[Extrait du texte]
Selon l'article 17 de ce marché de travaux, il était rappelé qu''un dossier de demande d'agrément devra être établi conformément à la loi du 31 décembre 1975 relative à la sous-traitance ; cette demande devra être acceptée par le maître d'ouvrage, avant tout démarrage de travaux par le sous-traitant.'

La SAS Entreprise Bordeaux avait aussi à sa charge le compte inter-entreprises.

En cours de chantier, par lettre du 22 avril 2010 adressée à la SARL 2CZI, la SAS Entreprise Bordeaux a indiqué que le mur de soutènement à réaliser ne correspondait plus au profil du mur décrit sur les plans d'appels d'offres, qu'eu égard à la technique à mettre en oeuvre et aux dimensions de l'ouvrage, elle n'avait pas la compétence pour le réaliser, qu'une étude devait être réalisée par un bureau d'études spécialisé après étude géotechnique complémentaire et qu'elle lui demandait son appui.

C'est ainsi qu'à la demande de la SAS Entreprise Bordeaux, le cabinet d'études Ginger CEBTP a établi une étude géotechnique, le 10 mai 2010, mettant en exergue la présence de sols de faible cohésion nécessitant un renforcement par clouage avec des parois en béton projeté dont elle a préconisé les caractéristiques.

Courant mai 2010, la SAS Entreprise Bordeaux a confié à la société SPIE Batignolles Fondations, en sous-traitance, l'édification du mur de soutènement entre la cour de service de l'hypermarché et le chemin rural n°4, tenant compte du fait que de nouvelles contraintes, tel que le respect des emprises de la cour de service, avaient abouti à généraliser l'ensemble du soutènement en parois clouées.

La SA SPIE Batignolles Fondations a établi un premier devis, le 18 mai 2010, pour un prix de 431.000 euros HT pour un soutènement constitué d'un scellement dans le sol de 180 clous de 8 à 11 m de longueur et d'un voile de béton projeté sur un treillis métallique de 800 m², dans le cadre d'un marché à bordereau de prix unitaires. Ce devis a été adapté compte tenu de l'établissement du plan d'implantation du mur de soutènement à créer et porté à la somme de 519.650 euros HT.

[Extraits d'enregistrements]
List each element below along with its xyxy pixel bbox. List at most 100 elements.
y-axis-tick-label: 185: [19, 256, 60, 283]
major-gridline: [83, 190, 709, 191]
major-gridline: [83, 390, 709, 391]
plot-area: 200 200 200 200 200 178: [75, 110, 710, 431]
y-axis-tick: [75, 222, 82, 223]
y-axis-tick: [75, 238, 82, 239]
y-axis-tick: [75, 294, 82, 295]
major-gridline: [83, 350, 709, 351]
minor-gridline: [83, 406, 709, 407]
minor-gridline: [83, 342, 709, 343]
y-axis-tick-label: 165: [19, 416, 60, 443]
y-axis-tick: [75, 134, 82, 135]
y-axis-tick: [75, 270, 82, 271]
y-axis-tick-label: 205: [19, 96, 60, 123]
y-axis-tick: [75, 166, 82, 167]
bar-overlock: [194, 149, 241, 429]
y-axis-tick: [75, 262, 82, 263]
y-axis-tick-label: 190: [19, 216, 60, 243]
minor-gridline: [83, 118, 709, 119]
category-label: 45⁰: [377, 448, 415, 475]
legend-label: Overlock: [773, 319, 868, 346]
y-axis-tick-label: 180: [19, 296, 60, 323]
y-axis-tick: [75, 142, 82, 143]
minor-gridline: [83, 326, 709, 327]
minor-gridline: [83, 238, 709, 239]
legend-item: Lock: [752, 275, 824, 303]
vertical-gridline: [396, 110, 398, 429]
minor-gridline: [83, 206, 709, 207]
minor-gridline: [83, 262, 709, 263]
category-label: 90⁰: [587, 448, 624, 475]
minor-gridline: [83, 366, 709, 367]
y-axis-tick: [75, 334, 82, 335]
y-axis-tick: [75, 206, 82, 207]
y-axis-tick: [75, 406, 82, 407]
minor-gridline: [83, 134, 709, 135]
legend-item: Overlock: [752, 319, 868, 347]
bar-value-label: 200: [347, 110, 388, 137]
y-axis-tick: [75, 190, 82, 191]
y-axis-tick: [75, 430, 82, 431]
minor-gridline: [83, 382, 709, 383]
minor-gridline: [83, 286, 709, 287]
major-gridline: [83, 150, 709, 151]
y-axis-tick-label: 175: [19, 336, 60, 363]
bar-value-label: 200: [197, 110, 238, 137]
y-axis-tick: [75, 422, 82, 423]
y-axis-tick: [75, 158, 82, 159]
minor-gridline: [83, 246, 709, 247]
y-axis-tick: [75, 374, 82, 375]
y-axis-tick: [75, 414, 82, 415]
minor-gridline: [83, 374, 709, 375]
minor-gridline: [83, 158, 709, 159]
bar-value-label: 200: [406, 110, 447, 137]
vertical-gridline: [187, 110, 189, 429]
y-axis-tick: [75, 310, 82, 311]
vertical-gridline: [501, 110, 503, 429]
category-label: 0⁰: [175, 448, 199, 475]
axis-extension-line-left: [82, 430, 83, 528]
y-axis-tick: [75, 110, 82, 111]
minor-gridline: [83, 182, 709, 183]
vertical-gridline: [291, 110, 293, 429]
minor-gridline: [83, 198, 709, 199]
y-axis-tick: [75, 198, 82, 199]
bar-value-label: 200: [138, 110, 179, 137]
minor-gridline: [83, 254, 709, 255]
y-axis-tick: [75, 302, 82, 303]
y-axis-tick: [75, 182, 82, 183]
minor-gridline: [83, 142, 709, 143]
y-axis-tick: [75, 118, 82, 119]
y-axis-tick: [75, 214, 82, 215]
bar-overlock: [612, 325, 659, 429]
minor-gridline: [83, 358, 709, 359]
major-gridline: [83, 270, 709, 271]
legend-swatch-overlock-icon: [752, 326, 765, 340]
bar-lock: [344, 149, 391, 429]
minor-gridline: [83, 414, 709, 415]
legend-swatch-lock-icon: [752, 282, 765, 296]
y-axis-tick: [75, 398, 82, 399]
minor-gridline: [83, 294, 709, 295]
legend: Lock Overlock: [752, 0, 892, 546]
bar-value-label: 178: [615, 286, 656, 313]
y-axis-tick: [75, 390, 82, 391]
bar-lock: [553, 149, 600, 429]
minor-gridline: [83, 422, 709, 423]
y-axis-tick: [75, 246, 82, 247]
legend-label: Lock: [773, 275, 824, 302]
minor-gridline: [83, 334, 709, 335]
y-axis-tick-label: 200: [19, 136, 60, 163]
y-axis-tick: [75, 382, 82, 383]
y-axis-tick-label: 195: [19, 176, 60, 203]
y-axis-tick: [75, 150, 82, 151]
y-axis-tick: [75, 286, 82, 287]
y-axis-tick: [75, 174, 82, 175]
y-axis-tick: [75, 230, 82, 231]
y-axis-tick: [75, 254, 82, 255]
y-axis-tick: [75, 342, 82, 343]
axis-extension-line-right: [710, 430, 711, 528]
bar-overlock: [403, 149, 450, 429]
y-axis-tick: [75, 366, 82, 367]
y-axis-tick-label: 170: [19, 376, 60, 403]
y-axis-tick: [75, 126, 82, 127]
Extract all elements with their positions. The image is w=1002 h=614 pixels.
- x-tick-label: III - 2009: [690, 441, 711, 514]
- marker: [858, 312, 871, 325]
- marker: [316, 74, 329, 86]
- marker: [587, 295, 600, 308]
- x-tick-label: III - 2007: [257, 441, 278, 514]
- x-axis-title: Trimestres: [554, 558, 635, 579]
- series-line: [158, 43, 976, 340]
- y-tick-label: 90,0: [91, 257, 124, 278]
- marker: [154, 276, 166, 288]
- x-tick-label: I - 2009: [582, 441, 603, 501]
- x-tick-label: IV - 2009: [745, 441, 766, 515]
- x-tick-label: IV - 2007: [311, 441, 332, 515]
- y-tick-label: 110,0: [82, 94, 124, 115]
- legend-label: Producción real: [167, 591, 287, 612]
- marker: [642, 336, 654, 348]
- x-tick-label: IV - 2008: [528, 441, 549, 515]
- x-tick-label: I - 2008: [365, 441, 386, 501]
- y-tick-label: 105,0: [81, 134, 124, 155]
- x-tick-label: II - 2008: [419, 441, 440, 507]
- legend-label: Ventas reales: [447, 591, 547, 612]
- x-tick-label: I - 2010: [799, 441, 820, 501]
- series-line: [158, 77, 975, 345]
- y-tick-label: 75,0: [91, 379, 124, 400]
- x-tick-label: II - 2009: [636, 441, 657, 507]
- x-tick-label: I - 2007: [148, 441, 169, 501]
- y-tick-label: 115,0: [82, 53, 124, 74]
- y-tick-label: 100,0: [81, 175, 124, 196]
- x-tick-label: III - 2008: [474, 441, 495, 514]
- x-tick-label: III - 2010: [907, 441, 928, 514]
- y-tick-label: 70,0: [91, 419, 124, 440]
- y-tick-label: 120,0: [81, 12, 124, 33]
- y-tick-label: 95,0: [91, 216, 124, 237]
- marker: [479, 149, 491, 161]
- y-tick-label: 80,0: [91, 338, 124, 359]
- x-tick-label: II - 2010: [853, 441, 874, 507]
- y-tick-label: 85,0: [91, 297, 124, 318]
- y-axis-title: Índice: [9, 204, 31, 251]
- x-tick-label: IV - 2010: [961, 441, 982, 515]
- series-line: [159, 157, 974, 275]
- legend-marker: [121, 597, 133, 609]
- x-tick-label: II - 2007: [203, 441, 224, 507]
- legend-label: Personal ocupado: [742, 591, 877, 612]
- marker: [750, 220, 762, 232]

[À compléter]
a) Les affirmations suivantes concordent-elles avec l'extrait sur le mur de soutènement ? Pour chacune, répondez par oui ou par non et citez exactement les mots du texte qui tranchent. (i) L'étude géotechnique du cabinet Ginger CEBTP a été établie le 10 mai 2010. (ii) La SAS Entreprise Bordeaux s'estimait compétente pour réaliser elle-même le mur de soutènement. (iii) Le premier devis de la SA SPIE Batignolles Fondations s'élevait à 519.650 euros HT.
b) Poursuivez l'extrait sur le mur de soutènement à partir de sa dernière phrase.

[Réponses par tâche]
a)
(i) Oui : « le cabinet d'études Ginger CEBTP a établi une étude géotechnique, le 10 mai 2010 ».
(ii) Non : « elle n'avait pas la compétence pour le réaliser ».
(iii) Non : « un premier devis, le 18 mai 2010, pour un prix de 431.000 euros HT ».

b)
Selon nouveau devis actualisé du 15 juin 2010 pour tenir compte de la nécessité de conserver une bande de 3 m entre la tête de paroi et la limite de propriété, et pour préserver le gabarit de passage des camions entre l'immeuble à usage commercial et le mur, impliquant un redressement de la pente du mur avec réalisation de 260 clous et d'un voile en béton de 855 m², le coût des travaux a été fixé à 539.545 euros HT pour ce mur de soutènement en parois cloués dit 'paroi 1".

Par lettre du 1er juillet 2010, le cabinet 2CZI a demandé à la SAS Entreprise Bordeaux de régulariser la situation de son sous-traitant en lui retournant les documents nécessaire à son agrément.

Le 5 juillet 2010, à la demande du maître d'oeuvre d'exécution 2CZI d'un prolongement de la paroi côtés sud et nord, un deuxième mur de soutènement a été envisagé et la société SPIE Batignolles Fondations a établi, pour ce mur dit 'paroi 2", un devis d'un montant de 275.747,50 euros HT pour l'édification d'un mur de soutènement avec paroi de 62 m de longueur entre la cour de réception et les propriétés voisines avec dénivelé pouvant atteindre jusqu'à 7m de hauteur et pente de talus très raide, avec, eu égard au faible recul possible avec la proximité de la limite de propriété avec le voisinage, micropieux en complément des clous et voile en béton projeté de 430 m². En cours de construction, la 'paroi 2" a été prolongée pour atteindre 98,41m de longueur.

Après le commencement des travaux du mur de soutènement mi-juillet 2010, la SA SPIE Batignolles Fondations a adressé à la SAS Entreprise Bordeaux une première situation le 20 juillet 2010 de 366.865 euros HT avec notamment en annexe une demande d'agrément de sous-traitant, et de plan particulier de sécurité et de protection de la santé, une deuxième situation le 31 août 2010 pour la somme de 345.059,50 euros HT, et une troisième situation le 22 octobre 2010 pour la somme de 217.358,65 euros HT avec un décompte définitif pour une somme de 893.662,50 euros HT.

Le 26 juillet 2010, la SAS Entreprise Bordeaux a transmis à la SARL 2CZI la demande d'agrément de la SA SPIE Batignolles Fondations accompagnée de documents que la SARL 2CZI lui a demandés, le 28 juillet suivant, de compléter pour obtenir l'agrément définitif.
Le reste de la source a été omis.